— START OF DATA TO USE —

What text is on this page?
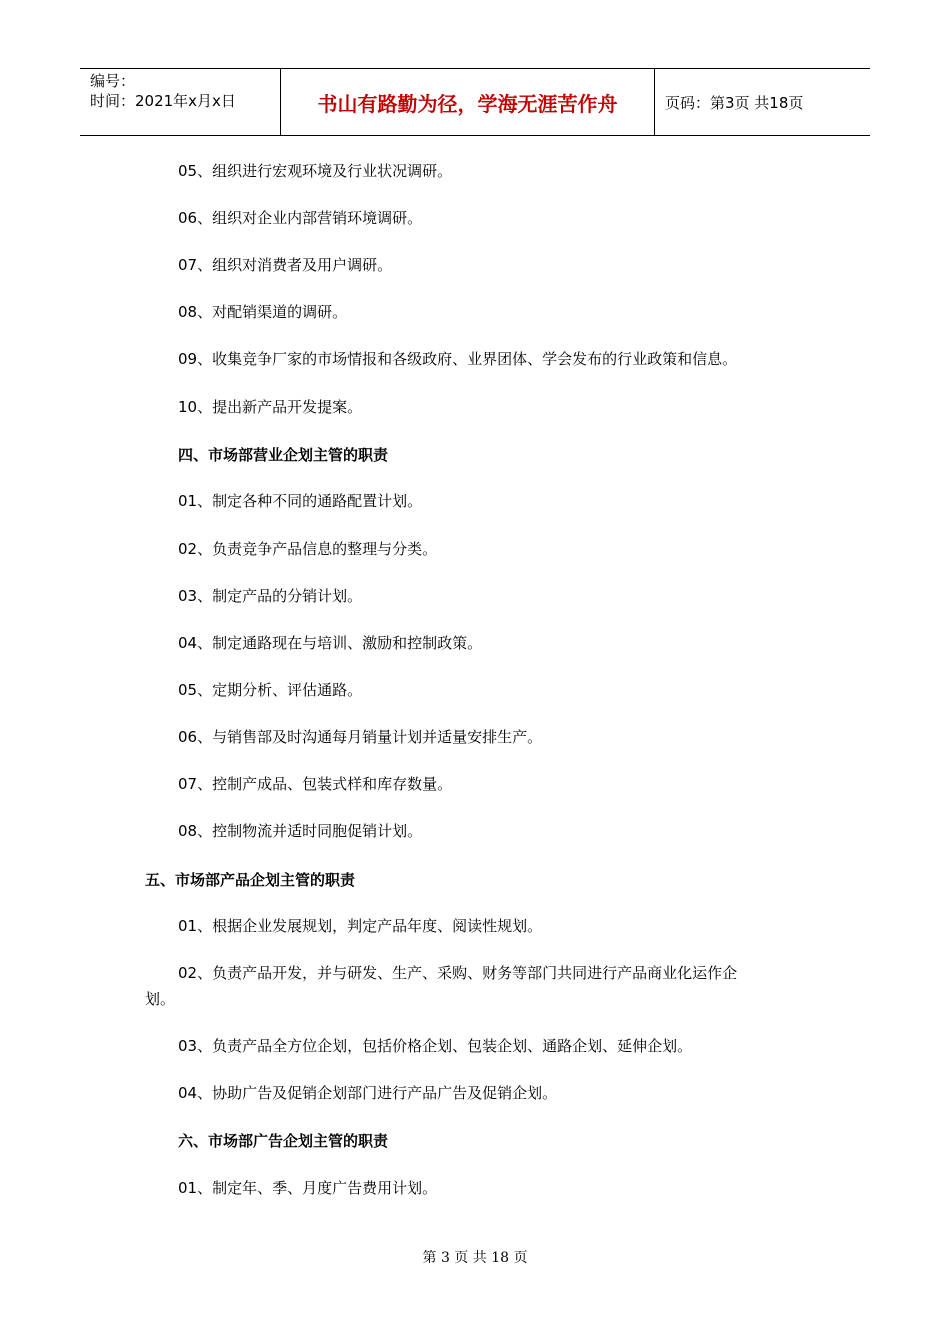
编号：
时间：2021年x月x日	书山有路勤为径，学海无涯苦作舟	页码：第3页 共18页
05、组织进行宏观环境及行业状况调研。
06、组织对企业内部营销环境调研。
07、组织对消费者及用户调研。
08、对配销渠道的调研。
09、收集竞争厂家的市场情报和各级政府、业界团体、学会发布的行业政策和信息。
10、提出新产品开发提案。
四、市场部营业企划主管的职责
01、制定各种不同的通路配置计划。
02、负责竞争产品信息的整理与分类。
03、制定产品的分销计划。
04、制定通路现在与培训、激励和控制政策。
05、定期分析、评估通路。
06、与销售部及时沟通每月销量计划并适量安排生产。
07、控制产成品、包装式样和库存数量。
08、控制物流并适时同胞促销计划。
五、市场部产品企划主管的职责
01、根据企业发展规划，判定产品年度、阅读性规划。
02、负责产品开发，并与研发、生产、采购、财务等部门共同进行产品商业化运作企
划。
03、负责产品全方位企划，包括价格企划、包装企划、通路企划、延伸企划。
04、协助广告及促销企划部门进行产品广告及促销企划。
六、市场部广告企划主管的职责
01、制定年、季、月度广告费用计划。
第 3 页 共 18 页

— END OF DATA TO USE —

* **PROBLEM DESCRIPTION**:
Give all the entries again exactly, dropping each picture.

* **ANSWER FOR THE TASK**:
What text is on this page?
编号：
时间：2021年x月x日	书山有路勤为径，学海无涯苦作舟	页码：第3页 共18页
05、组织进行宏观环境及行业状况调研。
06、组织对企业内部营销环境调研。
07、组织对消费者及用户调研。
08、对配销渠道的调研。
09、收集竞争厂家的市场情报和各级政府、业界团体、学会发布的行业政策和信息。
10、提出新产品开发提案。
四、市场部营业企划主管的职责
01、制定各种不同的通路配置计划。
02、负责竞争产品信息的整理与分类。
03、制定产品的分销计划。
04、制定通路现在与培训、激励和控制政策。
05、定期分析、评估通路。
06、与销售部及时沟通每月销量计划并适量安排生产。
07、控制产成品、包装式样和库存数量。
08、控制物流并适时同胞促销计划。
五、市场部产品企划主管的职责
01、根据企业发展规划，判定产品年度、阅读性规划。
02、负责产品开发，并与研发、生产、采购、财务等部门共同进行产品商业化运作企
划。
03、负责产品全方位企划，包括价格企划、包装企划、通路企划、延伸企划。
04、协助广告及促销企划部门进行产品广告及促销企划。
六、市场部广告企划主管的职责
01、制定年、季、月度广告费用计划。
第 3 页 共 18 页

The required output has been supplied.